_PROBLEM:_ Write out each line word for word. Drop pictures.

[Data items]
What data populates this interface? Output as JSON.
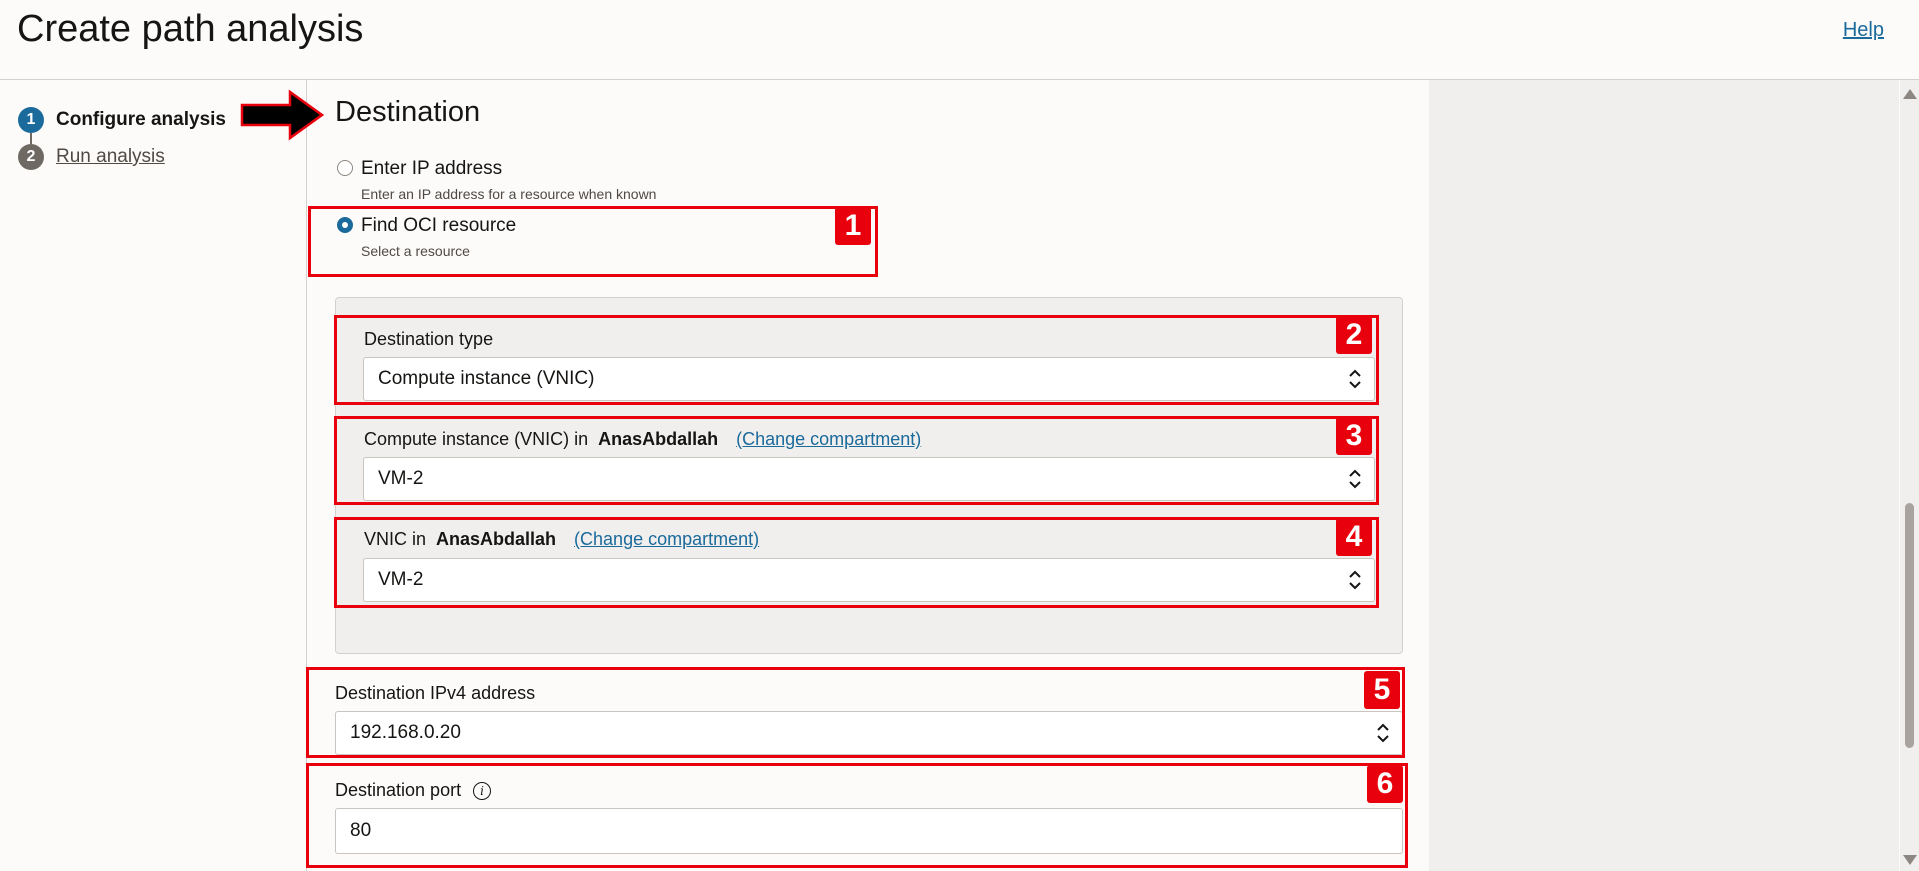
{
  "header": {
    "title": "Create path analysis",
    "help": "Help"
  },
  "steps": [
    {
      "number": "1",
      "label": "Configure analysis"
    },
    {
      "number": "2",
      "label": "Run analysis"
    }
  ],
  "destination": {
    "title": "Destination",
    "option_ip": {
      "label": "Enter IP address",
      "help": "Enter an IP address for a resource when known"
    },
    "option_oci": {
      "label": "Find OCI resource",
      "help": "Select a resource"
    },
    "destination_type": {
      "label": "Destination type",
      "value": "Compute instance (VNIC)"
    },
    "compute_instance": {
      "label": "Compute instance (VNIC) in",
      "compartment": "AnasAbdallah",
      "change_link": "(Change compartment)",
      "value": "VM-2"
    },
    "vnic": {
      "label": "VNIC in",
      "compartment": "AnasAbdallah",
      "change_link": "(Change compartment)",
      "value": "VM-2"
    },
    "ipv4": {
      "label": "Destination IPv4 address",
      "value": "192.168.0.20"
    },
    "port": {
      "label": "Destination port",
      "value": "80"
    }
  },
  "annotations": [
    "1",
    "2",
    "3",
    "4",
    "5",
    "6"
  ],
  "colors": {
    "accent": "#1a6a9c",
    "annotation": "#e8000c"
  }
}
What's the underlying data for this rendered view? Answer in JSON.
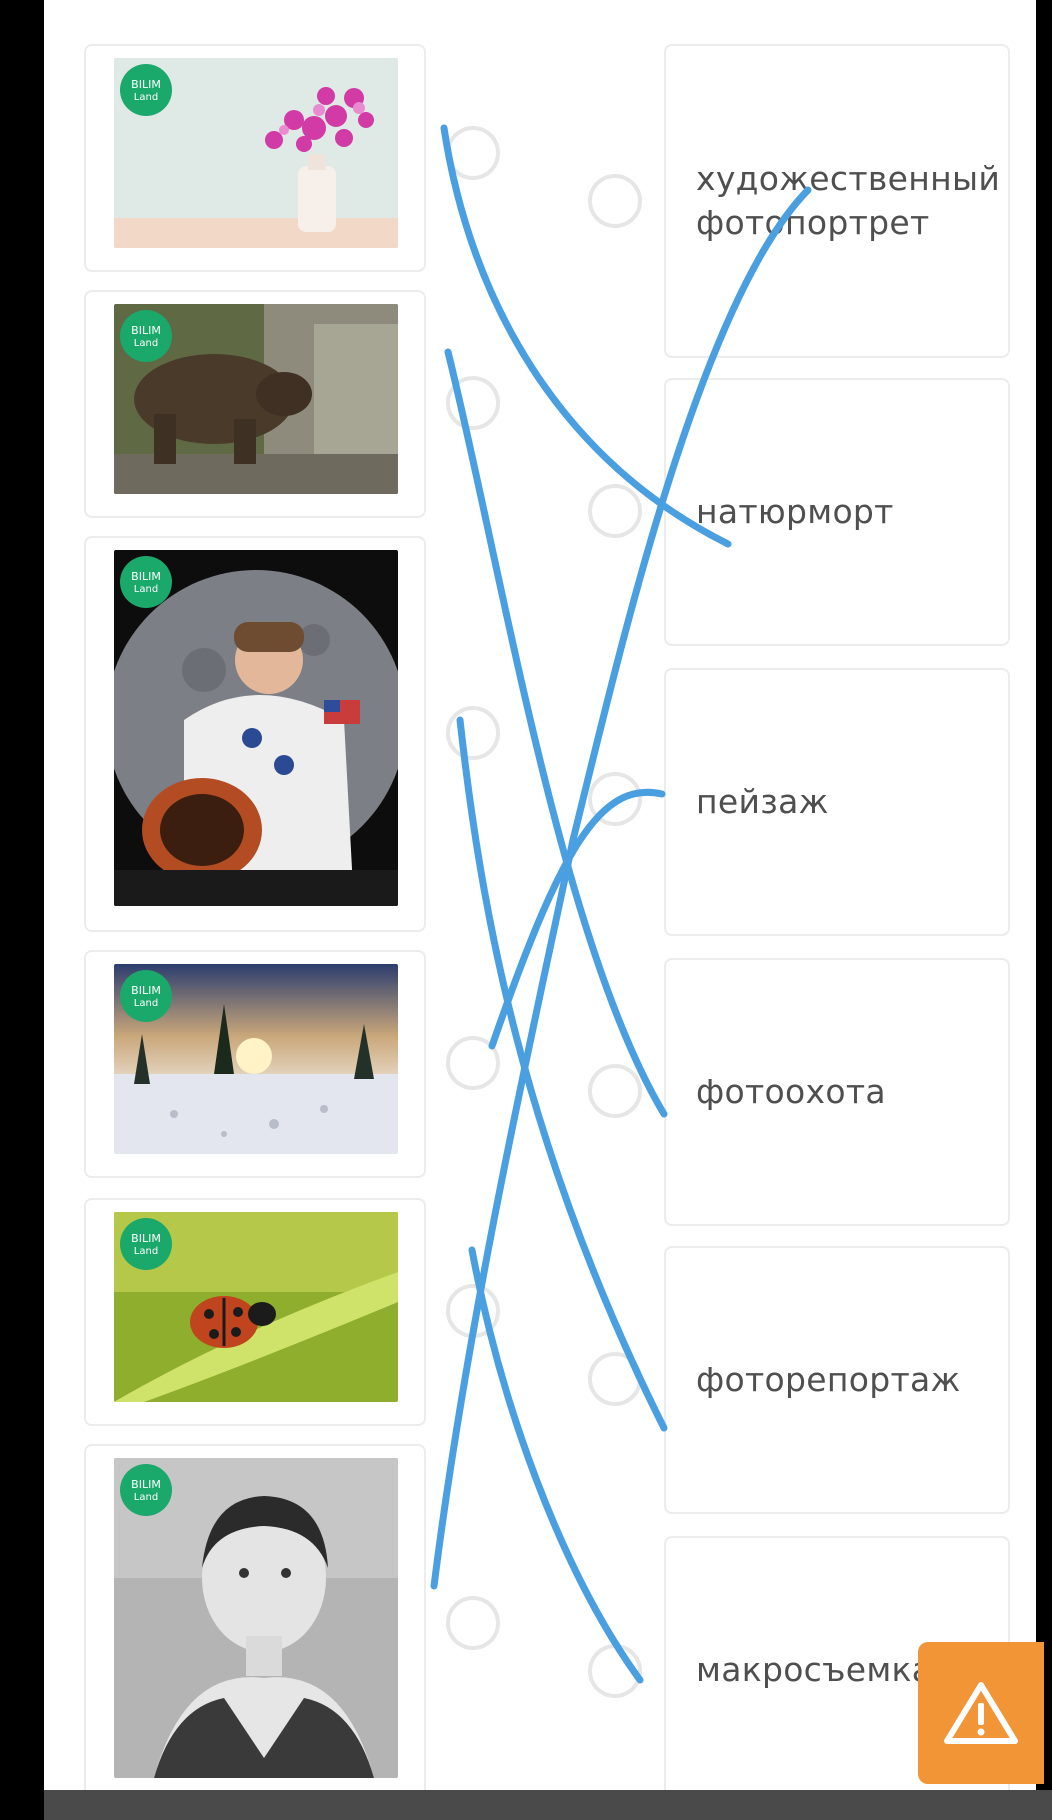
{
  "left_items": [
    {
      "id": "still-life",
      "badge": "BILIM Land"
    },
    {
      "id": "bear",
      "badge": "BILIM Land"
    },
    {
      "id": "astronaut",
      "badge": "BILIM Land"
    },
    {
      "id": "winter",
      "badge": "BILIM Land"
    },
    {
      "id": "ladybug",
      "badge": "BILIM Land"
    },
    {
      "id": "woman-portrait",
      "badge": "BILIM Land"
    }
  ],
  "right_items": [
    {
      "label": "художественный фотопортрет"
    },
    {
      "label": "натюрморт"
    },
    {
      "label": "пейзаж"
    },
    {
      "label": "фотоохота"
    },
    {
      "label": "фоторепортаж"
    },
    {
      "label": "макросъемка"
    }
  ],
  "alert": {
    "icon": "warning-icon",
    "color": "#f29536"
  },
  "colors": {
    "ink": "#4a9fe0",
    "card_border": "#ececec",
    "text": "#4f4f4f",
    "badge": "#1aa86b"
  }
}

_EXERCISE SOLUTION:_
What data populates this interface? Output as JSON.
{
  "header": {
    "title": "Create path analysis",
    "help": "Help"
  },
  "steps": [
    {
      "number": "1",
      "label": "Configure analysis"
    },
    {
      "number": "2",
      "label": "Run analysis"
    }
  ],
  "destination": {
    "title": "Destination",
    "option_ip": {
      "label": "Enter IP address",
      "help": "Enter an IP address for a resource when known"
    },
    "option_oci": {
      "label": "Find OCI resource",
      "help": "Select a resource"
    },
    "destination_type": {
      "label": "Destination type",
      "value": "Compute instance (VNIC)"
    },
    "compute_instance": {
      "label": "Compute instance (VNIC) in",
      "compartment": "AnasAbdallah",
      "change_link": "(Change compartment)",
      "value": "VM-2"
    },
    "vnic": {
      "label": "VNIC in",
      "compartment": "AnasAbdallah",
      "change_link": "(Change compartment)",
      "value": "VM-2"
    },
    "ipv4": {
      "label": "Destination IPv4 address",
      "value": "192.168.0.20"
    },
    "port": {
      "label": "Destination port",
      "value": "80"
    }
  },
  "annotations": [
    "1",
    "2",
    "3",
    "4",
    "5",
    "6"
  ],
  "colors": {
    "accent": "#1a6a9c",
    "annotation": "#e8000c"
  }
}
What's the underlying data for this rendered view? Answer in JSON.
{
  "left_items": [
    {
      "id": "still-life",
      "badge": "BILIM Land"
    },
    {
      "id": "bear",
      "badge": "BILIM Land"
    },
    {
      "id": "astronaut",
      "badge": "BILIM Land"
    },
    {
      "id": "winter",
      "badge": "BILIM Land"
    },
    {
      "id": "ladybug",
      "badge": "BILIM Land"
    },
    {
      "id": "woman-portrait",
      "badge": "BILIM Land"
    }
  ],
  "right_items": [
    {
      "label": "художественный фотопортрет"
    },
    {
      "label": "натюрморт"
    },
    {
      "label": "пейзаж"
    },
    {
      "label": "фотоохота"
    },
    {
      "label": "фоторепортаж"
    },
    {
      "label": "макросъемка"
    }
  ],
  "alert": {
    "icon": "warning-icon",
    "color": "#f29536"
  },
  "colors": {
    "ink": "#4a9fe0",
    "card_border": "#ececec",
    "text": "#4f4f4f",
    "badge": "#1aa86b"
  }
}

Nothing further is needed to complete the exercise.